Set exercise: Transcribe the data verbatim, beginning at the first line and ending after the line that contains "- translated-by-label: 由: [18, 234, 38, 256]".

Dataset items:
** START **
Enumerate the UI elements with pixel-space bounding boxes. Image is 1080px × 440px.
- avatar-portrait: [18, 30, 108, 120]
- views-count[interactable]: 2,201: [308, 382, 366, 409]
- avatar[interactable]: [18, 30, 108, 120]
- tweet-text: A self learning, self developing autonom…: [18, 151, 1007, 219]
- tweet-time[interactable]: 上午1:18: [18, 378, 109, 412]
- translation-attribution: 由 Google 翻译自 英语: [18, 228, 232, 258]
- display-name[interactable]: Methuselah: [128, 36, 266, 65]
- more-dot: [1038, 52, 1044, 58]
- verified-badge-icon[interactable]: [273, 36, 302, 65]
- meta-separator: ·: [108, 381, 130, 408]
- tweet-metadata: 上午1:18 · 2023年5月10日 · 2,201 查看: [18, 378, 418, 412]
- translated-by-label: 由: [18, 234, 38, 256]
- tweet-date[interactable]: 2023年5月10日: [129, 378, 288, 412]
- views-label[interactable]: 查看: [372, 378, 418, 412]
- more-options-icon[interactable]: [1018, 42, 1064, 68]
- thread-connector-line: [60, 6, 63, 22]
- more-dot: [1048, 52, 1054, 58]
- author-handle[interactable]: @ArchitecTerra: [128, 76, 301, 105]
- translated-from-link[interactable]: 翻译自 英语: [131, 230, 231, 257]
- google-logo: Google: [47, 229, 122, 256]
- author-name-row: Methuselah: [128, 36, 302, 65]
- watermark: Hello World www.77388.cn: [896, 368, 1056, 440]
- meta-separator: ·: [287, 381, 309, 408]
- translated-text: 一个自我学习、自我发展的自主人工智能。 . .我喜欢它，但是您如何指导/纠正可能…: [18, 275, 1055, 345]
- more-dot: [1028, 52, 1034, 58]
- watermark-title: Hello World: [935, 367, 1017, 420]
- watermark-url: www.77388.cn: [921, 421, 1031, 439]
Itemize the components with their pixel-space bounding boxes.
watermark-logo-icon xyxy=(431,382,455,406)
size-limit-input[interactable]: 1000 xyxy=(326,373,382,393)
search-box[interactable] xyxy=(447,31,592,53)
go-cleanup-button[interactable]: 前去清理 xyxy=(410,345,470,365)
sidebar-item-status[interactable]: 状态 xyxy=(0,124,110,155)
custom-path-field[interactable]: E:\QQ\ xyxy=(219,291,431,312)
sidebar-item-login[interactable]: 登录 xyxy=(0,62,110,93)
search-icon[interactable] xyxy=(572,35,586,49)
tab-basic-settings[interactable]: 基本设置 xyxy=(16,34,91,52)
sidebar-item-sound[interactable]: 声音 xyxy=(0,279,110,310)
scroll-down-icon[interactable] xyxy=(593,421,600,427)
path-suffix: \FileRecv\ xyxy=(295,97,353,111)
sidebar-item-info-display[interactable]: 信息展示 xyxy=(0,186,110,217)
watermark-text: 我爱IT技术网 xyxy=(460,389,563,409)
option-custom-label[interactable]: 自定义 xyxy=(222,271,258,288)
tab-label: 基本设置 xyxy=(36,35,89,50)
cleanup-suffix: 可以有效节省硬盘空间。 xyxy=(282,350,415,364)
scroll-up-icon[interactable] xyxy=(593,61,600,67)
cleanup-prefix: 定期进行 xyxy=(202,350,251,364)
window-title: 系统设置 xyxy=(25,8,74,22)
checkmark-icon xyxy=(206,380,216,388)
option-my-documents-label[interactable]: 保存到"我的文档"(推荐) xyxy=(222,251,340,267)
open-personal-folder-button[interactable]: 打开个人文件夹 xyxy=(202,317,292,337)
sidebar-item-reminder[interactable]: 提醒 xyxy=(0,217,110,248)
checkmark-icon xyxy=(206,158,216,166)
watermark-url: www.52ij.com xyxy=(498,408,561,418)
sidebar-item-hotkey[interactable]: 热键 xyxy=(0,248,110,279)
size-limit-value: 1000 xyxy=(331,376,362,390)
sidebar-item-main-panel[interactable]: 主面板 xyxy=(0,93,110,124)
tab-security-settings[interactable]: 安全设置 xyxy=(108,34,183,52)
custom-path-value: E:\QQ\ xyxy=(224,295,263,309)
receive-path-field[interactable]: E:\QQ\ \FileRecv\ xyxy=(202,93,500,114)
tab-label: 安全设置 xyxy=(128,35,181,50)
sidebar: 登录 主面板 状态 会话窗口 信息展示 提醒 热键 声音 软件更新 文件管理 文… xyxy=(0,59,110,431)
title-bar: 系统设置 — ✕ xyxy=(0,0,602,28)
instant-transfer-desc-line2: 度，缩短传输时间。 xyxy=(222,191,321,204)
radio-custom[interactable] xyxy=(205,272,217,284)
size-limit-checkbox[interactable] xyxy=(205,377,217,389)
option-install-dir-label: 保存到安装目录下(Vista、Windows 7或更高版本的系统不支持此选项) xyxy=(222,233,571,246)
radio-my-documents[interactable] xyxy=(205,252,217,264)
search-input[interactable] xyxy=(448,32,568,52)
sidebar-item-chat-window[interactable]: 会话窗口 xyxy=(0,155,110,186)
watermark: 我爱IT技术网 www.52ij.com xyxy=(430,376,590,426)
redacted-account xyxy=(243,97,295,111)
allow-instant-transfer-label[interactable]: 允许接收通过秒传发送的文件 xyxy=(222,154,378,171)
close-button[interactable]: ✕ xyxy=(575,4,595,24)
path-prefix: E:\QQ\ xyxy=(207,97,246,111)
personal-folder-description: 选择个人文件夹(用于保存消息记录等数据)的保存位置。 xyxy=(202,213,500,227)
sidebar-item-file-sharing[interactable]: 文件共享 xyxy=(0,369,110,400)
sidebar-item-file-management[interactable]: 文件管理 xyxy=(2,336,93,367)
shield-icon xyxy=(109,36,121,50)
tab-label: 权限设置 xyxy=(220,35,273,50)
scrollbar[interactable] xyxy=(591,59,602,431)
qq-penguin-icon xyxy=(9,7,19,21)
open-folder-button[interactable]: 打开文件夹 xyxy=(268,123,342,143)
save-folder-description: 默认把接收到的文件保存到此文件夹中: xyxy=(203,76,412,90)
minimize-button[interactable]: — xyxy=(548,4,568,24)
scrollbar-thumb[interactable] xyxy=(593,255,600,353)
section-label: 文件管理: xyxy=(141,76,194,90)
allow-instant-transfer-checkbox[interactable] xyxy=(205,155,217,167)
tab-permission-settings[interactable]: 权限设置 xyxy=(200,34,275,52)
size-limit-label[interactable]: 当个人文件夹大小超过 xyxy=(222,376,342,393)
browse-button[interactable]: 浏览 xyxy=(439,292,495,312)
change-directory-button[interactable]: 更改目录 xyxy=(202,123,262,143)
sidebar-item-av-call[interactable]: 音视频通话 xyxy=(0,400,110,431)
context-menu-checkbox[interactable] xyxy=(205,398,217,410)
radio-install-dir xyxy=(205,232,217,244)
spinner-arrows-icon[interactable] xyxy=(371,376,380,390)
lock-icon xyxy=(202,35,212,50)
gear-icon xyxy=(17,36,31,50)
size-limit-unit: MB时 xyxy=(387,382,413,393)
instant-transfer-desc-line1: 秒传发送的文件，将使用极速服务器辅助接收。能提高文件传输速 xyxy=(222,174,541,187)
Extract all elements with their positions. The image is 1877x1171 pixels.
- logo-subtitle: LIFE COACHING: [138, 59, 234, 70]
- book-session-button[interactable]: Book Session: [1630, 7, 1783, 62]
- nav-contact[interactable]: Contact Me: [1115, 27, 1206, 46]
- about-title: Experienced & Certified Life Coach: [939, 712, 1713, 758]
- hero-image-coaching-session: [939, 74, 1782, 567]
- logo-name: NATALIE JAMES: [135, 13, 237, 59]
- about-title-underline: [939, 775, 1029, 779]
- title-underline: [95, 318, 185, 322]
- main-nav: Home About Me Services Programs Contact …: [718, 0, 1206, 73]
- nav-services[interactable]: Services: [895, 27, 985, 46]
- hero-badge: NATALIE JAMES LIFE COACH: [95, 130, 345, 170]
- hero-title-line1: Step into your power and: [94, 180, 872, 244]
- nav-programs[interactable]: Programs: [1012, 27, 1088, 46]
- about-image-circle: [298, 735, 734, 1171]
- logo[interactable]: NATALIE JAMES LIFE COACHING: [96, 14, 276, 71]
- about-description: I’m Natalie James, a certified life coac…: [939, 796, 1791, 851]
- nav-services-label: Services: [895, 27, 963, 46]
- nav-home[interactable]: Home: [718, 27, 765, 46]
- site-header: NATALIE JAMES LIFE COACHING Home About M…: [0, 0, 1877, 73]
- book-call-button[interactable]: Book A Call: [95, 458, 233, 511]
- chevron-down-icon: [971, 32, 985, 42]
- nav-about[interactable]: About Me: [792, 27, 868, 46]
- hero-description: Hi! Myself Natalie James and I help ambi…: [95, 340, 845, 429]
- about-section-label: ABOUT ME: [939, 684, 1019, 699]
** END **
Result of this task:
Enumerate the UI elements with pixel-space bounding boxes. Image is 1080px × 440px.
- avatar-portrait: [18, 30, 108, 120]
- views-count[interactable]: 2,201: [308, 382, 366, 409]
- avatar[interactable]: [18, 30, 108, 120]
- tweet-text: A self learning, self developing autonom…: [18, 151, 1007, 219]
- tweet-time[interactable]: 上午1:18: [18, 378, 109, 412]
- translation-attribution: 由 Google 翻译自 英语: [18, 228, 232, 258]
- display-name[interactable]: Methuselah: [128, 36, 266, 65]
- more-dot: [1038, 52, 1044, 58]
- verified-badge-icon[interactable]: [273, 36, 302, 65]
- meta-separator: ·: [108, 381, 130, 408]
- tweet-metadata: 上午1:18 · 2023年5月10日 · 2,201 查看: [18, 378, 418, 412]
- translated-by-label: 由: [18, 234, 38, 256]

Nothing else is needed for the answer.